(Your objective)
What follows is a set of records; repeat all of them exactly.

[Items listed in a dataset]
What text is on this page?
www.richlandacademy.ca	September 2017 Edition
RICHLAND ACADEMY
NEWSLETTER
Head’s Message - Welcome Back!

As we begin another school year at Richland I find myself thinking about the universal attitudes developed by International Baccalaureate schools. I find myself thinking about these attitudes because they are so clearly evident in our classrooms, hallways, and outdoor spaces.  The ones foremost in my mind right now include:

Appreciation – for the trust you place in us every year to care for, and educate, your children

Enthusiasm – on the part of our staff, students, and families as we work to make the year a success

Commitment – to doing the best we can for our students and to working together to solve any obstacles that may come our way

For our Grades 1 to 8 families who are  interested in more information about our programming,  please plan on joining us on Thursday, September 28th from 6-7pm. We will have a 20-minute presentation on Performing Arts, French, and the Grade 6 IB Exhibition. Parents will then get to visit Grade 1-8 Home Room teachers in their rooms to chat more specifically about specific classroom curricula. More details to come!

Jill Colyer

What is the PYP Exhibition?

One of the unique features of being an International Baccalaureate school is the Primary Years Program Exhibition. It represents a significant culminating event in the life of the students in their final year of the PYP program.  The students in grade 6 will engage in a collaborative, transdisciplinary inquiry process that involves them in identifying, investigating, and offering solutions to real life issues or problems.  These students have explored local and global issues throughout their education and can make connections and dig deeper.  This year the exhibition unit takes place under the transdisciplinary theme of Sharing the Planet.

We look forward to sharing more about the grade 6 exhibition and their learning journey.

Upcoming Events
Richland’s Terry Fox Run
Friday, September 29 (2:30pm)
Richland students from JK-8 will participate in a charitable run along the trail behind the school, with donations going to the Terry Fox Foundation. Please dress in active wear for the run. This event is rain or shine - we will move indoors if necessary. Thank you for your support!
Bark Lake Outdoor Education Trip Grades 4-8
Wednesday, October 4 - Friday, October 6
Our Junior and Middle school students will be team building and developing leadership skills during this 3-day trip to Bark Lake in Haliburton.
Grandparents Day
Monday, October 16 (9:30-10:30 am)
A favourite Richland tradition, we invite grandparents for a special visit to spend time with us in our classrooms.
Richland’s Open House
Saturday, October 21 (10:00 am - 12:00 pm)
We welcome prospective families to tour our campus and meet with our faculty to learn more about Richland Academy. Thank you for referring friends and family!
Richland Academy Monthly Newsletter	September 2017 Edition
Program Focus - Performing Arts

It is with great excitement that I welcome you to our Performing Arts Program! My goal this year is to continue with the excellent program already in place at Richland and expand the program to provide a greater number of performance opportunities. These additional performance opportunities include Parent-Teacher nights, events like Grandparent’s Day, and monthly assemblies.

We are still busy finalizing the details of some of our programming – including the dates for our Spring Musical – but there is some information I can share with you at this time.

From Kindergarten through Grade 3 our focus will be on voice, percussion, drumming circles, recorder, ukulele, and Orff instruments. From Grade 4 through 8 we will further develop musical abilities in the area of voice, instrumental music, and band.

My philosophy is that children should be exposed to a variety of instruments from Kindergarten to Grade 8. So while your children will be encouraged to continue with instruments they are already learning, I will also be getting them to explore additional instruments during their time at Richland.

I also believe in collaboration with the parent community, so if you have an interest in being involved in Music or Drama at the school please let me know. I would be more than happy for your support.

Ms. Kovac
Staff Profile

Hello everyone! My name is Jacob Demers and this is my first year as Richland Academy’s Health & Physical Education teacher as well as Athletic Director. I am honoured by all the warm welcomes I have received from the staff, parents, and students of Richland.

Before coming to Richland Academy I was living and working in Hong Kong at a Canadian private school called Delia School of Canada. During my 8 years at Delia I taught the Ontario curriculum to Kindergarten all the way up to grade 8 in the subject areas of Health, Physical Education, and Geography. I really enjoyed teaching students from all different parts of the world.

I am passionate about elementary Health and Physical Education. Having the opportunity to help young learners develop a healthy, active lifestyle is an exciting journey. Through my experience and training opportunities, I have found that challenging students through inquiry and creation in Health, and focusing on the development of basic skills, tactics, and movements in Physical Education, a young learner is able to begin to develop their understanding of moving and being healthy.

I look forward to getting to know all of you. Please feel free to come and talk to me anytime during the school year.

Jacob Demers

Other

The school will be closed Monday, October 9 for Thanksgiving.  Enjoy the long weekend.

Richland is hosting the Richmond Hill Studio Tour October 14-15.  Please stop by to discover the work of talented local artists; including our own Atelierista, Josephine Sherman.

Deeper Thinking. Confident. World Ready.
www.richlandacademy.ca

(Result for this task)
What text is on this page?
www.richlandacademy.ca	September 2017 Edition
RICHLAND ACADEMY
NEWSLETTER
Head’s Message - Welcome Back!

As we begin another school year at Richland I find myself thinking about the universal attitudes developed by International Baccalaureate schools. I find myself thinking about these attitudes because they are so clearly evident in our classrooms, hallways, and outdoor spaces.  The ones foremost in my mind right now include:

Appreciation – for the trust you place in us every year to care for, and educate, your children

Enthusiasm – on the part of our staff, students, and families as we work to make the year a success

Commitment – to doing the best we can for our students and to working together to solve any obstacles that may come our way

For our Grades 1 to 8 families who are  interested in more information about our programming,  please plan on joining us on Thursday, September 28th from 6-7pm. We will have a 20-minute presentation on Performing Arts, French, and the Grade 6 IB Exhibition. Parents will then get to visit Grade 1-8 Home Room teachers in their rooms to chat more specifically about specific classroom curricula. More details to come!

Jill Colyer

What is the PYP Exhibition?

One of the unique features of being an International Baccalaureate school is the Primary Years Program Exhibition. It represents a significant culminating event in the life of the students in their final year of the PYP program.  The students in grade 6 will engage in a collaborative, transdisciplinary inquiry process that involves them in identifying, investigating, and offering solutions to real life issues or problems.  These students have explored local and global issues throughout their education and can make connections and dig deeper.  This year the exhibition unit takes place under the transdisciplinary theme of Sharing the Planet.

We look forward to sharing more about the grade 6 exhibition and their learning journey.

Upcoming Events
Richland’s Terry Fox Run
Friday, September 29 (2:30pm)
Richland students from JK-8 will participate in a charitable run along the trail behind the school, with donations going to the Terry Fox Foundation. Please dress in active wear for the run. This event is rain or shine - we will move indoors if necessary. Thank you for your support!
Bark Lake Outdoor Education Trip Grades 4-8
Wednesday, October 4 - Friday, October 6
Our Junior and Middle school students will be team building and developing leadership skills during this 3-day trip to Bark Lake in Haliburton.
Grandparents Day
Monday, October 16 (9:30-10:30 am)
A favourite Richland tradition, we invite grandparents for a special visit to spend time with us in our classrooms.
Richland’s Open House
Saturday, October 21 (10:00 am - 12:00 pm)
We welcome prospective families to tour our campus and meet with our faculty to learn more about Richland Academy. Thank you for referring friends and family!
Richland Academy Monthly Newsletter	September 2017 Edition
Program Focus - Performing Arts

It is with great excitement that I welcome you to our Performing Arts Program! My goal this year is to continue with the excellent program already in place at Richland and expand the program to provide a greater number of performance opportunities. These additional performance opportunities include Parent-Teacher nights, events like Grandparent’s Day, and monthly assemblies.

We are still busy finalizing the details of some of our programming – including the dates for our Spring Musical – but there is some information I can share with you at this time.

From Kindergarten through Grade 3 our focus will be on voice, percussion, drumming circles, recorder, ukulele, and Orff instruments. From Grade 4 through 8 we will further develop musical abilities in the area of voice, instrumental music, and band.

My philosophy is that children should be exposed to a variety of instruments from Kindergarten to Grade 8. So while your children will be encouraged to continue with instruments they are already learning, I will also be getting them to explore additional instruments during their time at Richland.

I also believe in collaboration with the parent community, so if you have an interest in being involved in Music or Drama at the school please let me know. I would be more than happy for your support.

Ms. Kovac
Staff Profile

Hello everyone! My name is Jacob Demers and this is my first year as Richland Academy’s Health & Physical Education teacher as well as Athletic Director. I am honoured by all the warm welcomes I have received from the staff, parents, and students of Richland.

Before coming to Richland Academy I was living and working in Hong Kong at a Canadian private school called Delia School of Canada. During my 8 years at Delia I taught the Ontario curriculum to Kindergarten all the way up to grade 8 in the subject areas of Health, Physical Education, and Geography. I really enjoyed teaching students from all different parts of the world.

I am passionate about elementary Health and Physical Education. Having the opportunity to help young learners develop a healthy, active lifestyle is an exciting journey. Through my experience and training opportunities, I have found that challenging students through inquiry and creation in Health, and focusing on the development of basic skills, tactics, and movements in Physical Education, a young learner is able to begin to develop their understanding of moving and being healthy.

I look forward to getting to know all of you. Please feel free to come and talk to me anytime during the school year.

Jacob Demers

Other

The school will be closed Monday, October 9 for Thanksgiving.  Enjoy the long weekend.

Richland is hosting the Richmond Hill Studio Tour October 14-15.  Please stop by to discover the work of talented local artists; including our own Atelierista, Josephine Sherman.

Deeper Thinking. Confident. World Ready.
www.richlandacademy.ca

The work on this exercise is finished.